Data excerpts

_____

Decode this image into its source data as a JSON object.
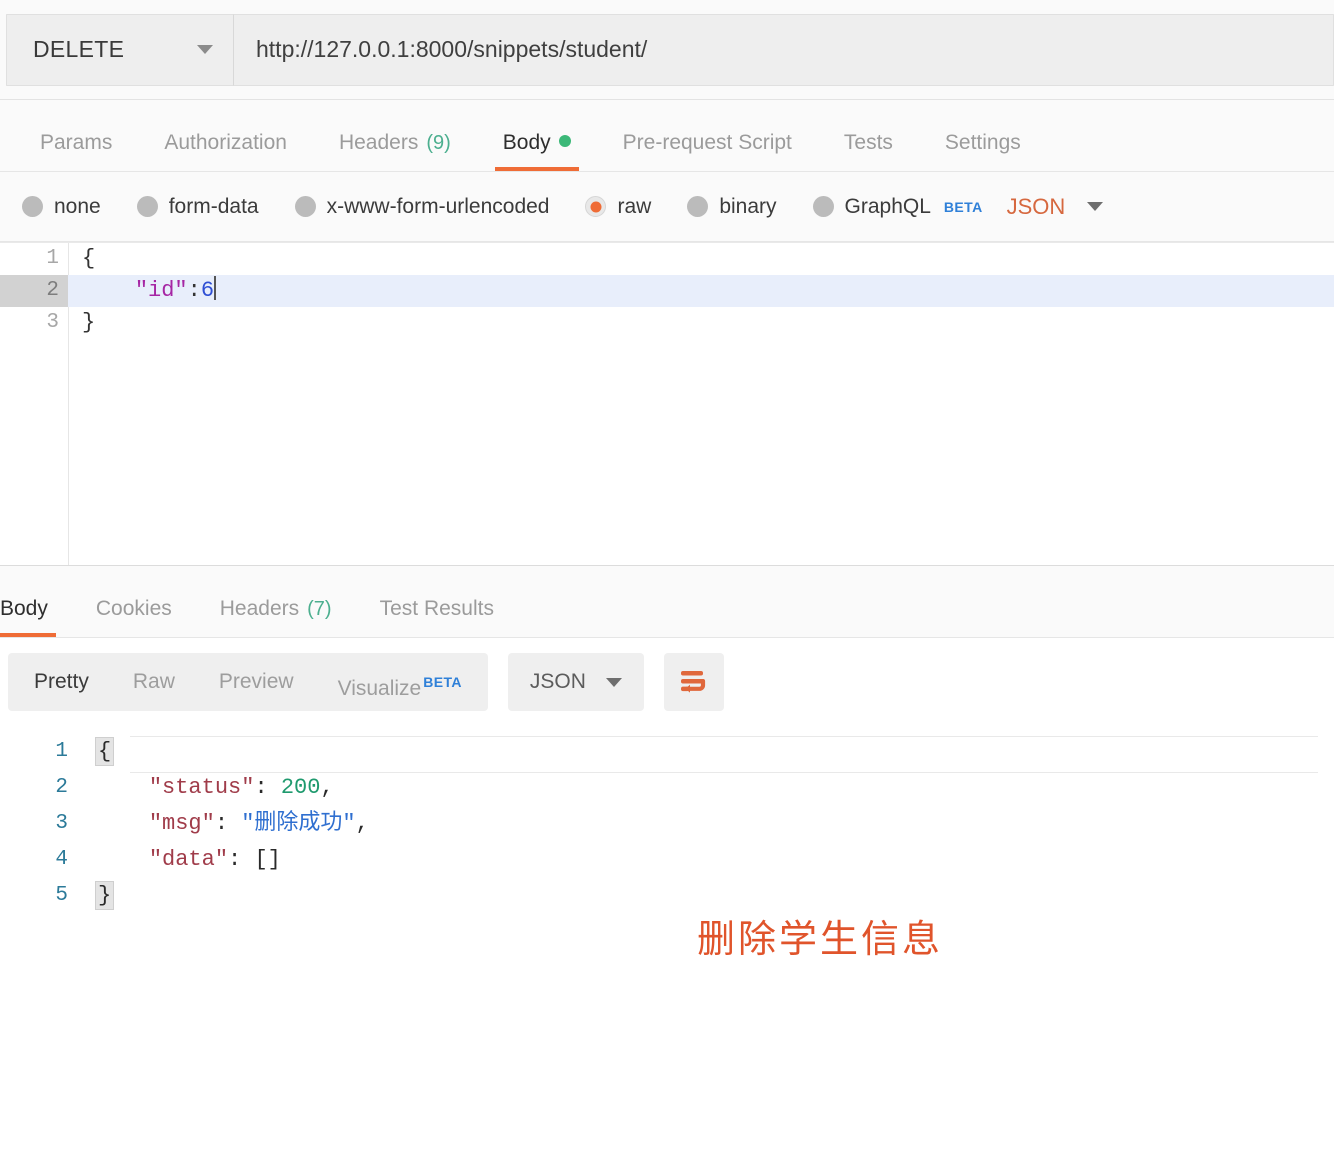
{
  "request": {
    "method": "DELETE",
    "url": "http://127.0.0.1:8000/snippets/student/",
    "tabs": [
      {
        "label": "Params",
        "badge": "",
        "active": false
      },
      {
        "label": "Authorization",
        "badge": "",
        "active": false
      },
      {
        "label": "Headers",
        "badge": "(9)",
        "active": false
      },
      {
        "label": "Body",
        "badge": "",
        "active": true
      },
      {
        "label": "Pre-request Script",
        "badge": "",
        "active": false
      },
      {
        "label": "Tests",
        "badge": "",
        "active": false
      },
      {
        "label": "Settings",
        "badge": "",
        "active": false
      }
    ],
    "body_types": [
      {
        "label": "none",
        "selected": false
      },
      {
        "label": "form-data",
        "selected": false
      },
      {
        "label": "x-www-form-urlencoded",
        "selected": false
      },
      {
        "label": "raw",
        "selected": true
      },
      {
        "label": "binary",
        "selected": false
      },
      {
        "label": "GraphQL",
        "selected": false,
        "beta": "BETA"
      }
    ],
    "raw_format": "JSON",
    "editor": {
      "lines": [
        {
          "num": "1",
          "open_brace": "{",
          "fold": true
        },
        {
          "num": "2",
          "key": "\"id\"",
          "colon": ":",
          "value": "6",
          "active": true
        },
        {
          "num": "3",
          "close_brace": "}"
        }
      ]
    }
  },
  "response": {
    "tabs": [
      {
        "label": "Body",
        "badge": "",
        "active": true
      },
      {
        "label": "Cookies",
        "badge": "",
        "active": false
      },
      {
        "label": "Headers",
        "badge": "(7)",
        "active": false
      },
      {
        "label": "Test Results",
        "badge": "",
        "active": false
      }
    ],
    "view_modes": [
      {
        "label": "Pretty",
        "active": true
      },
      {
        "label": "Raw",
        "active": false
      },
      {
        "label": "Preview",
        "active": false
      },
      {
        "label": "Visualize",
        "active": false,
        "beta": "BETA"
      }
    ],
    "format": "JSON",
    "wrap_icon": "word-wrap-icon",
    "body_lines": [
      {
        "num": "1",
        "text": "{"
      },
      {
        "num": "2",
        "key": "\"status\"",
        "sep": ": ",
        "num_value": "200",
        "tail": ","
      },
      {
        "num": "3",
        "key": "\"msg\"",
        "sep": ": ",
        "str_value": "\"删除成功\"",
        "tail": ","
      },
      {
        "num": "4",
        "key": "\"data\"",
        "sep": ": ",
        "plain_value": "[]"
      },
      {
        "num": "5",
        "text": "}"
      }
    ]
  },
  "annotation": {
    "text": "删除学生信息",
    "color": "#e0542b"
  },
  "colors": {
    "accent_orange": "#ef6c36",
    "badge_green": "#4caf8f",
    "beta_blue": "#2f80d8",
    "annotation": "#e0542b"
  }
}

_____

▶ [What you are asked to do]
Pictures are excluded; output everything else in the data verbatim.

▶ [The output]
Decode this image into its source data as a JSON object.
{
  "request": {
    "method": "DELETE",
    "url": "http://127.0.0.1:8000/snippets/student/",
    "tabs": [
      {
        "label": "Params",
        "badge": "",
        "active": false
      },
      {
        "label": "Authorization",
        "badge": "",
        "active": false
      },
      {
        "label": "Headers",
        "badge": "(9)",
        "active": false
      },
      {
        "label": "Body",
        "badge": "",
        "active": true
      },
      {
        "label": "Pre-request Script",
        "badge": "",
        "active": false
      },
      {
        "label": "Tests",
        "badge": "",
        "active": false
      },
      {
        "label": "Settings",
        "badge": "",
        "active": false
      }
    ],
    "body_types": [
      {
        "label": "none",
        "selected": false
      },
      {
        "label": "form-data",
        "selected": false
      },
      {
        "label": "x-www-form-urlencoded",
        "selected": false
      },
      {
        "label": "raw",
        "selected": true
      },
      {
        "label": "binary",
        "selected": false
      },
      {
        "label": "GraphQL",
        "selected": false,
        "beta": "BETA"
      }
    ],
    "raw_format": "JSON",
    "editor": {
      "lines": [
        {
          "num": "1",
          "open_brace": "{",
          "fold": true
        },
        {
          "num": "2",
          "key": "\"id\"",
          "colon": ":",
          "value": "6",
          "active": true
        },
        {
          "num": "3",
          "close_brace": "}"
        }
      ]
    }
  },
  "response": {
    "tabs": [
      {
        "label": "Body",
        "badge": "",
        "active": true
      },
      {
        "label": "Cookies",
        "badge": "",
        "active": false
      },
      {
        "label": "Headers",
        "badge": "(7)",
        "active": false
      },
      {
        "label": "Test Results",
        "badge": "",
        "active": false
      }
    ],
    "view_modes": [
      {
        "label": "Pretty",
        "active": true
      },
      {
        "label": "Raw",
        "active": false
      },
      {
        "label": "Preview",
        "active": false
      },
      {
        "label": "Visualize",
        "active": false,
        "beta": "BETA"
      }
    ],
    "format": "JSON",
    "wrap_icon": "word-wrap-icon",
    "body_lines": [
      {
        "num": "1",
        "text": "{"
      },
      {
        "num": "2",
        "key": "\"status\"",
        "sep": ": ",
        "num_value": "200",
        "tail": ","
      },
      {
        "num": "3",
        "key": "\"msg\"",
        "sep": ": ",
        "str_value": "\"删除成功\"",
        "tail": ","
      },
      {
        "num": "4",
        "key": "\"data\"",
        "sep": ": ",
        "plain_value": "[]"
      },
      {
        "num": "5",
        "text": "}"
      }
    ]
  },
  "annotation": {
    "text": "删除学生信息",
    "color": "#e0542b"
  },
  "colors": {
    "accent_orange": "#ef6c36",
    "badge_green": "#4caf8f",
    "beta_blue": "#2f80d8",
    "annotation": "#e0542b"
  }
}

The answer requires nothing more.